** START OF Source document **
Music Review: Gutter Rainbows by Talib Kweli
Talib Kweli is one of those artists who manages to be both within and outside hip-hop mainstream awareness. His name is widely known, but he’s better known for his collaborations: he’s laid down verses for The Roots, Kanye West and DANGERDOOM amongst others, and is one half of Black Star and Reflection Eternal. His gifts on the mic have spread his name far and wide, but his own work remains lesser known. 2002 début Quality aside, his solo albums are far from household, and while most hip-hop fans recognise his delivery and voice, they’re not always aware of the man behind the mic. With Gutter Rainbows, Kweli’s first solo album in four years, he’s looking to spread his name and his game further afield.
Gutter Rainbows – whose name relates to both oil slicks on curb-sides and offers a nice metaphor for rags-to-riches struggle – has a lot to recommend it. Any rapper who can work “Kurt Vonnegut” and “Ramadan” into a single verse clearly knows how to flow, and the scope of Kweli’s rhymes encompasses everything from classic MC putdowns to sharp, relevant hooks, with a myriad of clever pop culture references thrown in for good measure. The flow is effortless at times, spilling off Kweli’s tongue like lyrical honey, able to be percussive or freeform or both depending on which mood he’s in.
** END OF Source document **
** START OF Material provided **
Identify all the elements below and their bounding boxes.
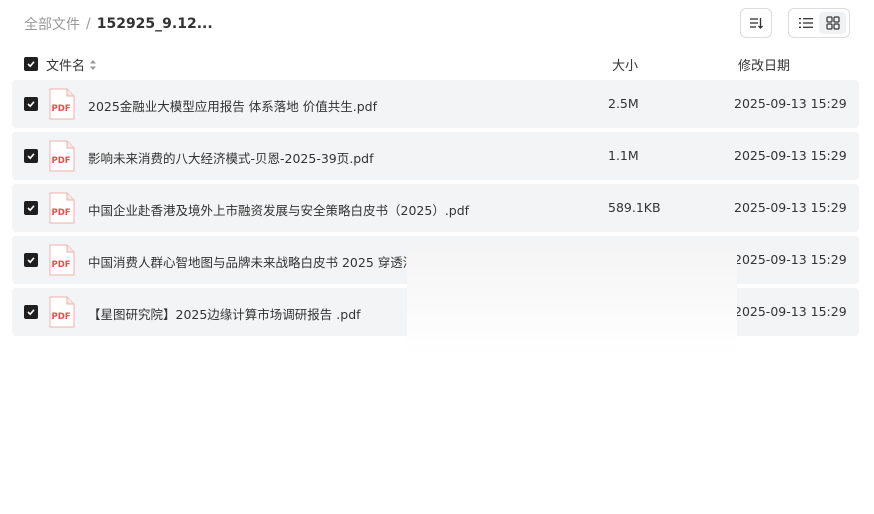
pdf-icon-label: PDF: [52, 104, 71, 114]
file-modified-date: 2025-09-13 15:29: [734, 96, 847, 111]
column-header-name[interactable]: 文件名: [46, 55, 98, 74]
pdf-icon-label: PDF: [52, 312, 71, 322]
list-view-button[interactable]: [792, 12, 819, 34]
grid-view-icon: [825, 16, 840, 30]
file-row[interactable]: PDF 2025金融业大模型应用报告 体系落地 价值共生.pdf 2.5M 20…: [12, 80, 859, 128]
row-checkbox[interactable]: [24, 305, 38, 319]
breadcrumb-separator: /: [86, 16, 91, 32]
select-all-checkbox[interactable]: [24, 57, 38, 71]
list-view-icon: [798, 18, 813, 28]
check-icon: [27, 257, 35, 264]
table-header: 文件名 大小 修改日期: [12, 52, 859, 76]
check-icon: [27, 101, 35, 108]
pdf-file-icon: PDF: [49, 296, 75, 328]
pdf-icon-label: PDF: [52, 260, 71, 270]
file-row[interactable]: PDF 影响未来消费的八大经济模式-贝恩-2025-39页.pdf 1.1M 2…: [12, 132, 859, 180]
file-name[interactable]: 2025金融业大模型应用报告 体系落地 价值共生.pdf: [88, 96, 377, 115]
breadcrumb-root-link[interactable]: 全部文件: [24, 14, 80, 34]
sort-toggle-icon: [90, 59, 97, 70]
file-row[interactable]: PDF 中国企业赴香港及境外上市融资发展与安全策略白皮书（2025）.pdf 5…: [12, 184, 859, 232]
pdf-file-icon: PDF: [49, 88, 75, 120]
column-header-date[interactable]: 修改日期: [738, 55, 790, 74]
file-size: 1.1M: [608, 148, 639, 163]
grid-view-button[interactable]: [819, 12, 846, 34]
pdf-icon-label: PDF: [52, 208, 71, 218]
file-modified-date: 2025-09-13 15:29: [734, 148, 847, 163]
pdf-icon-label: PDF: [52, 156, 71, 166]
row-checkbox[interactable]: [24, 97, 38, 111]
file-name[interactable]: 【星图研究院】2025边缘计算市场调研报告 .pdf: [88, 304, 361, 323]
file-size: 589.1KB: [608, 200, 661, 215]
file-name[interactable]: 中国企业赴香港及境外上市融资发展与安全策略白皮书（2025）.pdf: [88, 200, 469, 219]
check-icon: [27, 153, 35, 160]
column-header-name-label: 文件名: [46, 59, 86, 74]
check-icon: [27, 61, 35, 68]
file-name[interactable]: 影响未来消费的八大经济模式-贝恩-2025-39页.pdf: [88, 148, 374, 167]
view-toggle-group: [788, 8, 850, 38]
pdf-file-icon: PDF: [49, 192, 75, 224]
file-size: 2.5M: [608, 96, 639, 111]
check-icon: [27, 205, 35, 212]
pdf-file-icon: PDF: [49, 140, 75, 172]
pdf-file-icon: PDF: [49, 244, 75, 276]
file-modified-date: 2025-09-13 15:29: [734, 200, 847, 215]
column-header-size[interactable]: 大小: [612, 55, 638, 74]
file-name[interactable]: 中国消费人群心智地图与品牌未来战略白皮书 2025 穿透消费: [88, 252, 428, 271]
file-modified-date: 2025-09-13 15:29: [734, 252, 847, 267]
row-checkbox[interactable]: [24, 201, 38, 215]
sort-button[interactable]: [740, 8, 772, 38]
breadcrumb-current: 152925_9.12...: [96, 16, 213, 32]
sort-icon: [750, 18, 763, 29]
redaction-overlay: [407, 249, 737, 356]
breadcrumb: 全部文件 / 152925_9.12...: [24, 14, 213, 34]
file-modified-date: 2025-09-13 15:29: [734, 304, 847, 319]
check-icon: [27, 309, 35, 316]
row-checkbox[interactable]: [24, 149, 38, 163]
row-checkbox[interactable]: [24, 253, 38, 267]
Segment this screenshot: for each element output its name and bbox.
** END OF Material provided **
▶ Exercise requirements:
Please output the passage of the album review from "Music Review: Gutter" up to and including "game further afield.", word for word.

▶ Result:
Music Review: Gutter Rainbows by Talib Kweli
Talib Kweli is one of those artists who manages to be both within and outside hip-hop mainstream awareness. His name is widely known, but he’s better known for his collaborations: he’s laid down verses for The Roots, Kanye West and DANGERDOOM amongst others, and is one half of Black Star and Reflection Eternal. His gifts on the mic have spread his name far and wide, but his own work remains lesser known. 2002 début Quality aside, his solo albums are far from household, and while most hip-hop fans recognise his delivery and voice, they’re not always aware of the man behind the mic. With Gutter Rainbows, Kweli’s first solo album in four years, he’s looking to spread his name and his game further afield.